* [Task objective]
Transcribe the entries below exactly; leave every image out.

* [Material to process]
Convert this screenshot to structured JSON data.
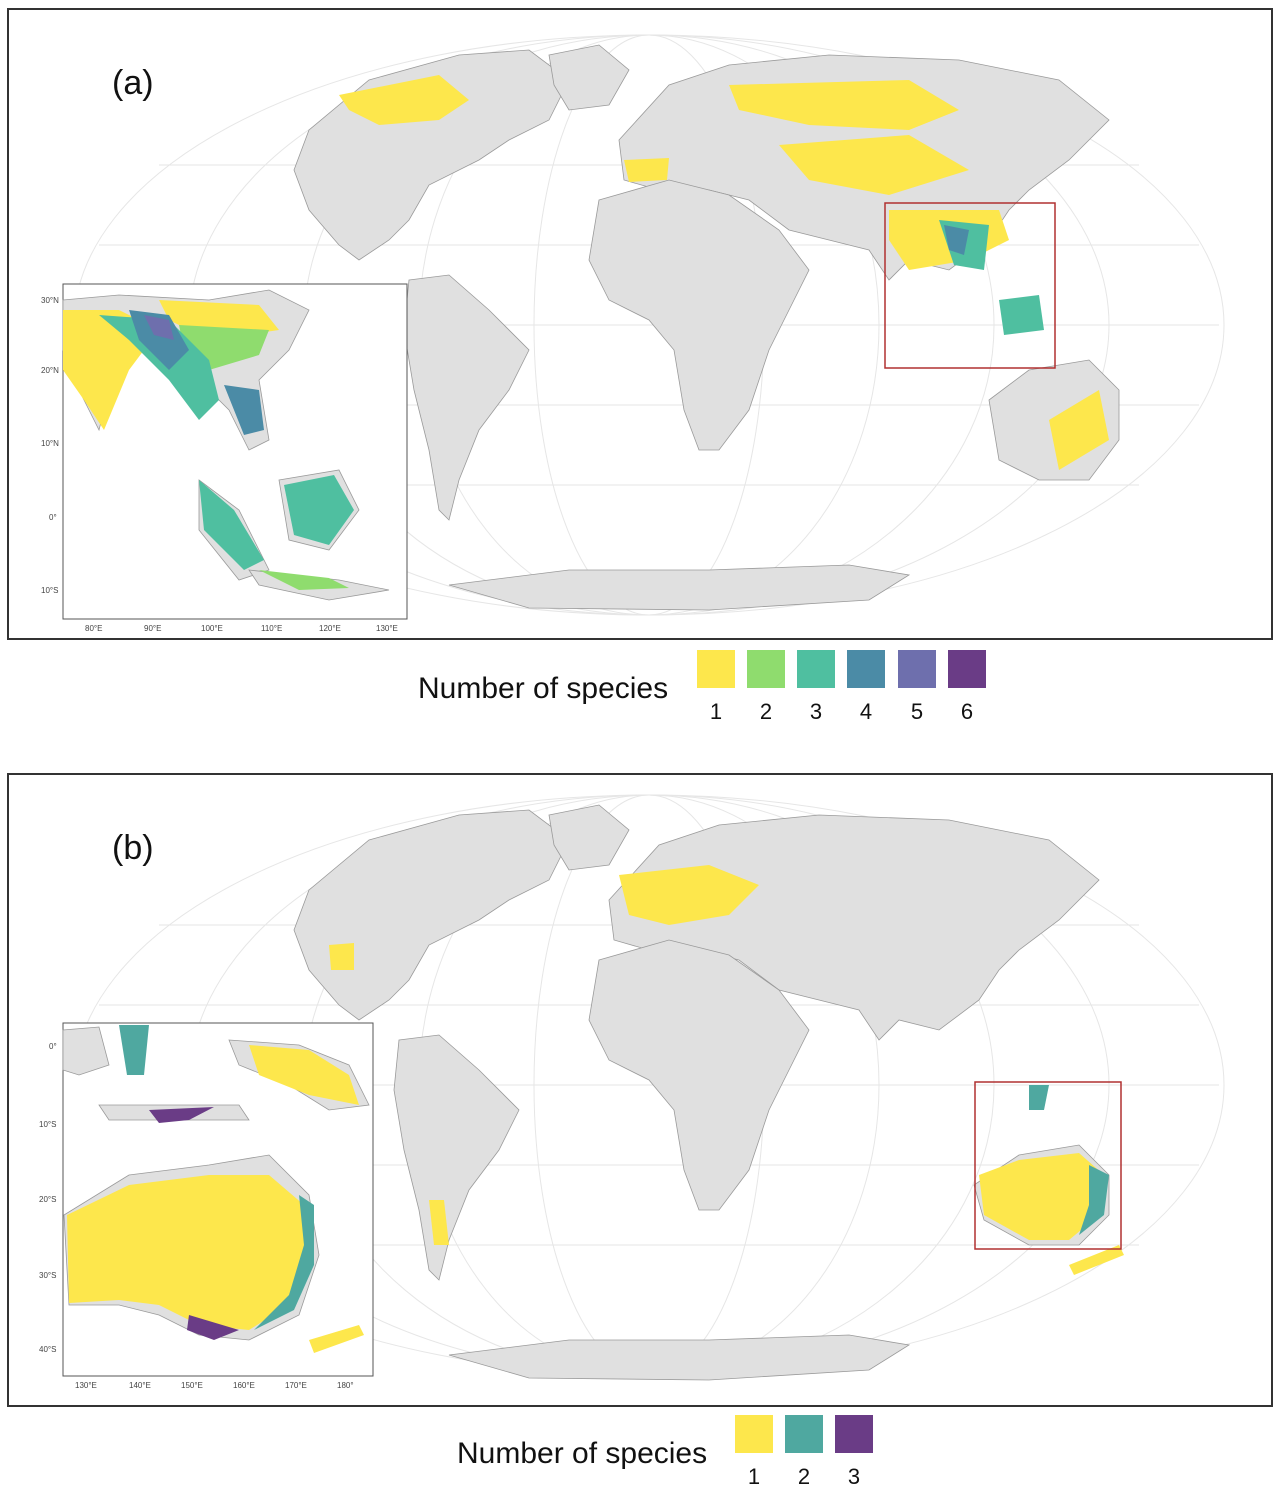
{
  "colors": {
    "land": "#e0e0e0",
    "coast": "#9a9a9a",
    "graticule": "#e6e6e6",
    "frame": "#333333",
    "highlight_box": "#b03030",
    "scale": [
      "#fde74c",
      "#8fdc6e",
      "#4fbfa0",
      "#4b8ba6",
      "#6e6fad",
      "#6a3c86"
    ]
  },
  "panel_a": {
    "label": "(a)",
    "inset_lat_ticks": [
      "30°N",
      "20°N",
      "10°N",
      "0°",
      "10°S"
    ],
    "inset_lon_ticks": [
      "80°E",
      "90°E",
      "100°E",
      "110°E",
      "120°E",
      "130°E"
    ],
    "legend": {
      "title": "Number of species",
      "items": [
        {
          "value": "1",
          "color": "#fde74c"
        },
        {
          "value": "2",
          "color": "#8fdc6e"
        },
        {
          "value": "3",
          "color": "#4fbfa0"
        },
        {
          "value": "4",
          "color": "#4b8ba6"
        },
        {
          "value": "5",
          "color": "#6e6fad"
        },
        {
          "value": "6",
          "color": "#6a3c86"
        }
      ]
    }
  },
  "panel_b": {
    "label": "(b)",
    "inset_lat_ticks": [
      "0°",
      "10°S",
      "20°S",
      "30°S",
      "40°S"
    ],
    "inset_lon_ticks": [
      "130°E",
      "140°E",
      "150°E",
      "160°E",
      "170°E",
      "180°"
    ],
    "legend": {
      "title": "Number of species",
      "items": [
        {
          "value": "1",
          "color": "#fde74c"
        },
        {
          "value": "2",
          "color": "#4fa8a0"
        },
        {
          "value": "3",
          "color": "#6a3c86"
        }
      ]
    }
  }
}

* [Correct output]
Convert this screenshot to structured JSON data.
{
  "colors": {
    "land": "#e0e0e0",
    "coast": "#9a9a9a",
    "graticule": "#e6e6e6",
    "frame": "#333333",
    "highlight_box": "#b03030",
    "scale": [
      "#fde74c",
      "#8fdc6e",
      "#4fbfa0",
      "#4b8ba6",
      "#6e6fad",
      "#6a3c86"
    ]
  },
  "panel_a": {
    "label": "(a)",
    "inset_lat_ticks": [
      "30°N",
      "20°N",
      "10°N",
      "0°",
      "10°S"
    ],
    "inset_lon_ticks": [
      "80°E",
      "90°E",
      "100°E",
      "110°E",
      "120°E",
      "130°E"
    ],
    "legend": {
      "title": "Number of species",
      "items": [
        {
          "value": "1",
          "color": "#fde74c"
        },
        {
          "value": "2",
          "color": "#8fdc6e"
        },
        {
          "value": "3",
          "color": "#4fbfa0"
        },
        {
          "value": "4",
          "color": "#4b8ba6"
        },
        {
          "value": "5",
          "color": "#6e6fad"
        },
        {
          "value": "6",
          "color": "#6a3c86"
        }
      ]
    }
  },
  "panel_b": {
    "label": "(b)",
    "inset_lat_ticks": [
      "0°",
      "10°S",
      "20°S",
      "30°S",
      "40°S"
    ],
    "inset_lon_ticks": [
      "130°E",
      "140°E",
      "150°E",
      "160°E",
      "170°E",
      "180°"
    ],
    "legend": {
      "title": "Number of species",
      "items": [
        {
          "value": "1",
          "color": "#fde74c"
        },
        {
          "value": "2",
          "color": "#4fa8a0"
        },
        {
          "value": "3",
          "color": "#6a3c86"
        }
      ]
    }
  }
}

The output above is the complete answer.